● Objective: Answer with a single number, the count of lines holding the word "borrowed".

========================================================================

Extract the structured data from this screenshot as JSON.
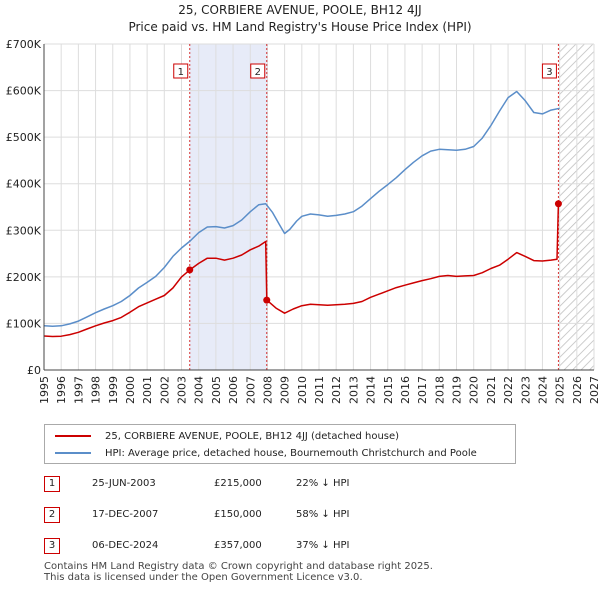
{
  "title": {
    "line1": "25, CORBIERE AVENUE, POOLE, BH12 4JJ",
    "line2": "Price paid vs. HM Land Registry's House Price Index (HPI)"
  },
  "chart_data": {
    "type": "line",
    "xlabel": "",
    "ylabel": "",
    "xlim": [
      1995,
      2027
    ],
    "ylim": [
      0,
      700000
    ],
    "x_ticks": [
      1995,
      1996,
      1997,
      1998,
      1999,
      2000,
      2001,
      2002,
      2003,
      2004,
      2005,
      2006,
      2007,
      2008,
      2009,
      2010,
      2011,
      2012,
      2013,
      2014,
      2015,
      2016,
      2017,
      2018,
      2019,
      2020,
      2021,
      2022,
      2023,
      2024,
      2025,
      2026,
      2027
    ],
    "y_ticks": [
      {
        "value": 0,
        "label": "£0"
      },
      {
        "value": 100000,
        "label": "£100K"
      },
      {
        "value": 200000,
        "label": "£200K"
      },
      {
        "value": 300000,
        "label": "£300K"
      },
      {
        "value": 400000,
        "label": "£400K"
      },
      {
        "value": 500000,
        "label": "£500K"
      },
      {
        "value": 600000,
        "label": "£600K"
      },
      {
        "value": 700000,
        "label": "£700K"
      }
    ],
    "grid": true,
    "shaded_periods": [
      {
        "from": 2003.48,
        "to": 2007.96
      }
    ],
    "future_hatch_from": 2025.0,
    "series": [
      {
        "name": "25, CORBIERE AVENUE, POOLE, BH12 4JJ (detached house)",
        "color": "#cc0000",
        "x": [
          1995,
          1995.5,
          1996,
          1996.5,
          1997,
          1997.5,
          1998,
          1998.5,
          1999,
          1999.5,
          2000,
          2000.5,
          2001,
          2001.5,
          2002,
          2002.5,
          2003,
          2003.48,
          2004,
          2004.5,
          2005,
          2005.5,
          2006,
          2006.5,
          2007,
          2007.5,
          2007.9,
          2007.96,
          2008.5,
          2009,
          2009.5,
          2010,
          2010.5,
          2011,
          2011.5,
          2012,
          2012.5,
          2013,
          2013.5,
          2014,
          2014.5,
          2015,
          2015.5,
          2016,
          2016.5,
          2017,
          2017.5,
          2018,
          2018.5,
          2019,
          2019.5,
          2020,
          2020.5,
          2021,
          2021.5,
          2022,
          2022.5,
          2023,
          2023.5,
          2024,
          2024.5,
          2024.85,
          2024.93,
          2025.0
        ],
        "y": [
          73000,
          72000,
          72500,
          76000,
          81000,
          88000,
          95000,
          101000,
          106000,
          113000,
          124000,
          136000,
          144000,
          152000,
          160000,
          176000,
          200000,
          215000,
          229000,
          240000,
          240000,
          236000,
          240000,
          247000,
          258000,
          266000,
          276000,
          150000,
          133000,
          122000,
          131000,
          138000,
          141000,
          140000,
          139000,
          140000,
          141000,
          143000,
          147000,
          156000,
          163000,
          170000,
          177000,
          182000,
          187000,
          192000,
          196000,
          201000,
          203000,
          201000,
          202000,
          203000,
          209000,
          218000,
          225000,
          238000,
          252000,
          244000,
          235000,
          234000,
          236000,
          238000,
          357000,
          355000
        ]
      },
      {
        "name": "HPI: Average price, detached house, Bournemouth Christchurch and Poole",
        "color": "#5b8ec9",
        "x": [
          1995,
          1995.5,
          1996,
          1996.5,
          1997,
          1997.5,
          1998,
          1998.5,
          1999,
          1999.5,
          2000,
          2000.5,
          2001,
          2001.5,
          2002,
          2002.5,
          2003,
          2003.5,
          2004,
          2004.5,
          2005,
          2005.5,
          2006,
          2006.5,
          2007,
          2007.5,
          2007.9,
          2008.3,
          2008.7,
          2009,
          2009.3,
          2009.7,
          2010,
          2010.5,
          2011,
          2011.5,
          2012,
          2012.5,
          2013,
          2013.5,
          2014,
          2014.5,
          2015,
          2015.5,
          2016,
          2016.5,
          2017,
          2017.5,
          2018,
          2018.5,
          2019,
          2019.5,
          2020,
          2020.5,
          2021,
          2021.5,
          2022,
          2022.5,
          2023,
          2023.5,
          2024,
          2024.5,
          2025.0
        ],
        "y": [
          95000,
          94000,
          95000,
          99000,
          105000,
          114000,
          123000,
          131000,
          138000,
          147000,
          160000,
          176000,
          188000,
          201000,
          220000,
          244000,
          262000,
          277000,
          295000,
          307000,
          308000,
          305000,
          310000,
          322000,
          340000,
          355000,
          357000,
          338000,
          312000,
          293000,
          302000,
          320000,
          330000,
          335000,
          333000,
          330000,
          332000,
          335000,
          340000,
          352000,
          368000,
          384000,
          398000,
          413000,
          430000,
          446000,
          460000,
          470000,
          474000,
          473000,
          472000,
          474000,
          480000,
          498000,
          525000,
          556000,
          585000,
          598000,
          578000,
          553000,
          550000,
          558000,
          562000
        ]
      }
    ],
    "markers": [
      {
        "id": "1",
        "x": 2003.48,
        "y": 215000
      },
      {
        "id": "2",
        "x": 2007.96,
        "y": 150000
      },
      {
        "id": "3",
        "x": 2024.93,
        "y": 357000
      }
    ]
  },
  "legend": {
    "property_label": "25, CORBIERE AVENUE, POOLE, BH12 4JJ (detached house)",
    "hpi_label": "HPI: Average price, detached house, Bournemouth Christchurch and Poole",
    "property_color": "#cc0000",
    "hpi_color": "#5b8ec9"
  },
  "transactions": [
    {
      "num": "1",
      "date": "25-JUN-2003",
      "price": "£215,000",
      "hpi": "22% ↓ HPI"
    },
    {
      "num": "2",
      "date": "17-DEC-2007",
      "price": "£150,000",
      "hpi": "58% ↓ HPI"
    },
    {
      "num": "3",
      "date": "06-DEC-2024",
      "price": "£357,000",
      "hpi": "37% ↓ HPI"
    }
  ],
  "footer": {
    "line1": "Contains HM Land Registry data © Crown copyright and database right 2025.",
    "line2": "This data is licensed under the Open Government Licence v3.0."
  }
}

========================================================================

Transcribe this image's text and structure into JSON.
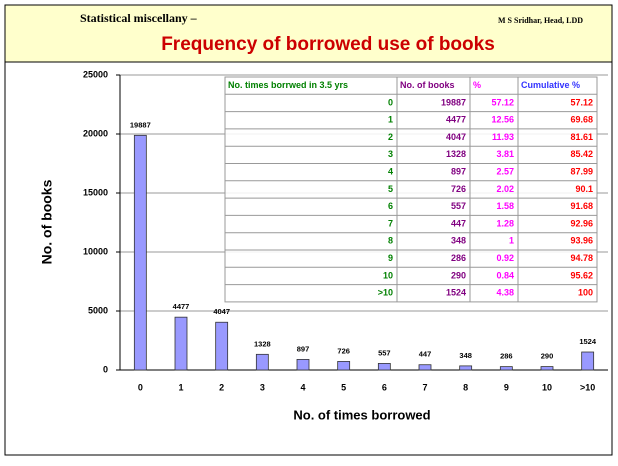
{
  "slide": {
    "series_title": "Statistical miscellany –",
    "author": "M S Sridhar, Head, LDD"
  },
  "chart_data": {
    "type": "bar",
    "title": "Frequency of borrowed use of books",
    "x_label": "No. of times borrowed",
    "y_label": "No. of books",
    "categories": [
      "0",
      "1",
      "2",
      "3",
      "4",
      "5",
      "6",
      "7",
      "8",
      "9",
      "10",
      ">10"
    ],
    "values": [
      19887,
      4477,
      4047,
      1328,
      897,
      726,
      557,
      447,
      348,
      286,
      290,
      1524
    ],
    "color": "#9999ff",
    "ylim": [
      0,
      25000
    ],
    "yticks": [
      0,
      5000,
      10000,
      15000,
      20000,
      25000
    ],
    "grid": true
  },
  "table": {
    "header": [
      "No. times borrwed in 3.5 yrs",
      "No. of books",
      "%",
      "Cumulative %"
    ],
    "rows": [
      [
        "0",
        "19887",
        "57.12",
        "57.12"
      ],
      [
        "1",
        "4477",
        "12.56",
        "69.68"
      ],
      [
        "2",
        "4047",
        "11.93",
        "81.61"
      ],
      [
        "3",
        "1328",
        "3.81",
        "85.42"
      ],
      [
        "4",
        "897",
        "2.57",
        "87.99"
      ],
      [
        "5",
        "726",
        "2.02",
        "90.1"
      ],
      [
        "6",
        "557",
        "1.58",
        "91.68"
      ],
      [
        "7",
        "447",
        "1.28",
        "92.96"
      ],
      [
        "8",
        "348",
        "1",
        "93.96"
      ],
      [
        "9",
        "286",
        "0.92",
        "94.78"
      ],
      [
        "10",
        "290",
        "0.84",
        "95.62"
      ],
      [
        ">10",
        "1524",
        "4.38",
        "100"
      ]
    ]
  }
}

========================================================================

● Result of the task: 2